# Start of Entries
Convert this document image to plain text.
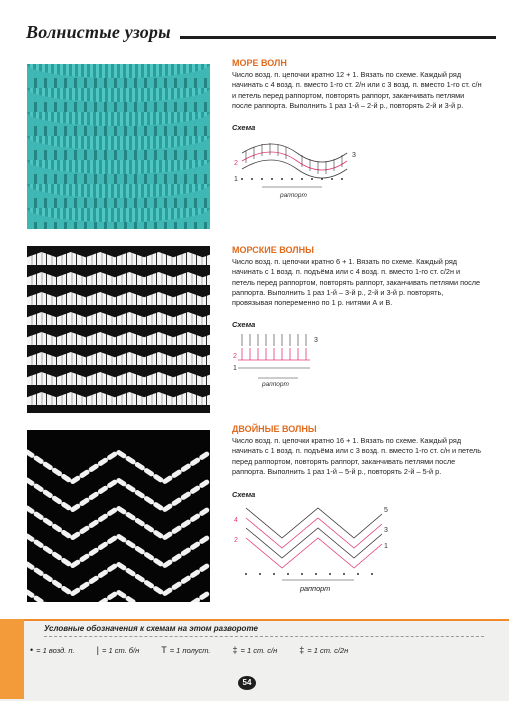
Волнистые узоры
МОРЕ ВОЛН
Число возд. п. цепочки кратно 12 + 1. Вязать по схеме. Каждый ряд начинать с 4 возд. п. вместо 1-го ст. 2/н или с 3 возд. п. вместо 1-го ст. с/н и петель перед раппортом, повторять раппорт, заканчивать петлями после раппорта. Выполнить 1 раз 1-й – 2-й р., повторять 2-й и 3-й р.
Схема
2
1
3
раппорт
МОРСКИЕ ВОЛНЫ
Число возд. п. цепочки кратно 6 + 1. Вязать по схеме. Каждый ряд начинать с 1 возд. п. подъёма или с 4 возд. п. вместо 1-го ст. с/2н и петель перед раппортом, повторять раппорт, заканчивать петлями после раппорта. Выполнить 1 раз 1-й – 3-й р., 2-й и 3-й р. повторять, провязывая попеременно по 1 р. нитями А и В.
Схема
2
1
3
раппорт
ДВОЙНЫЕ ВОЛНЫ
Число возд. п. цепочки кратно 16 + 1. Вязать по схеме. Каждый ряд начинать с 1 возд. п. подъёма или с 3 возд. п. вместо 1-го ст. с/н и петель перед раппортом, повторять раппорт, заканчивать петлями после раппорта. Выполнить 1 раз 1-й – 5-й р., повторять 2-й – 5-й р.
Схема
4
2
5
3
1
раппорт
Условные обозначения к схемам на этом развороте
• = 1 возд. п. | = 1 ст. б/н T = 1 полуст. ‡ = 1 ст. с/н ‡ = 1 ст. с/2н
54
# End of Entries
# Start of Entries
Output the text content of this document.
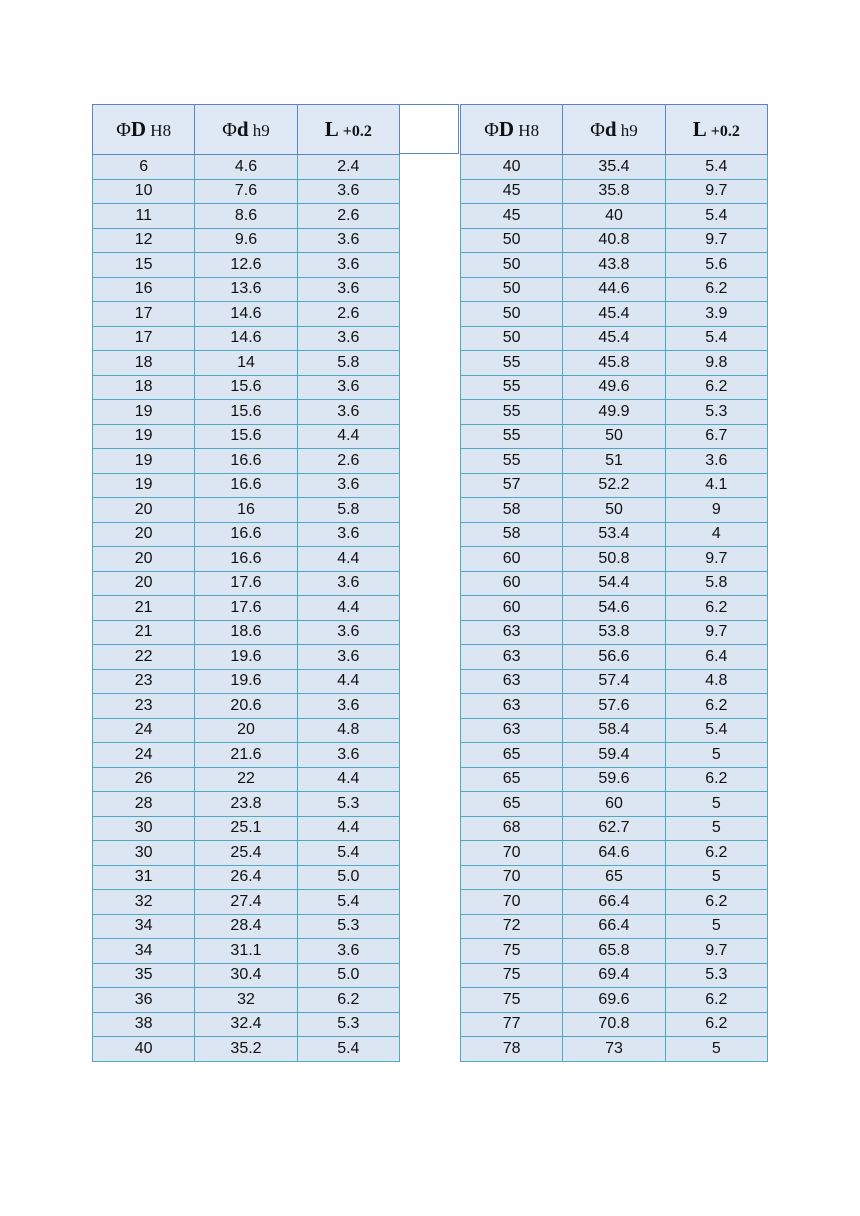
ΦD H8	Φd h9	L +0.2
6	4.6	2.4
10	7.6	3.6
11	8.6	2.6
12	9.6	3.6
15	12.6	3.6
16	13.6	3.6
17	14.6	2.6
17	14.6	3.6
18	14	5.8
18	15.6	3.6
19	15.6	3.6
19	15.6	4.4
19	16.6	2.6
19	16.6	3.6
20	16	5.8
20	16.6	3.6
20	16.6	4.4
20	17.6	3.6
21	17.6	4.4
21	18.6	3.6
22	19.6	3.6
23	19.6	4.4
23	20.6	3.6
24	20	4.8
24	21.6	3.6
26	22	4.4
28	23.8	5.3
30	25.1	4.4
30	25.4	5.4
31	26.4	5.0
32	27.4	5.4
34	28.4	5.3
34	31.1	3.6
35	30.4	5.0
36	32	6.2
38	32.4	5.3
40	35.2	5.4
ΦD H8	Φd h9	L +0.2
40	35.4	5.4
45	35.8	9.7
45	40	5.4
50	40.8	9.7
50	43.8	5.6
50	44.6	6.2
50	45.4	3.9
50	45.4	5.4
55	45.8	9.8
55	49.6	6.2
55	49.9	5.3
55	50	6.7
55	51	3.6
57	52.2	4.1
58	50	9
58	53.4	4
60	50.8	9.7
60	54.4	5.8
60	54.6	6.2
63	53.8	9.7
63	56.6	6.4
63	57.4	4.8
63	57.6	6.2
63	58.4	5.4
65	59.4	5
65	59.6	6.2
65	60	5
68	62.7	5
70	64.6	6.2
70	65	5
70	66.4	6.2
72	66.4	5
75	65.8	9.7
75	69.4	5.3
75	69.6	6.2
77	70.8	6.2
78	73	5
# End of Entries
* _Work required_:
Copy out every line of the listing that contains the string "document".

* _The completed task_:
Convert this document image to plain text.
Output the text content of this document.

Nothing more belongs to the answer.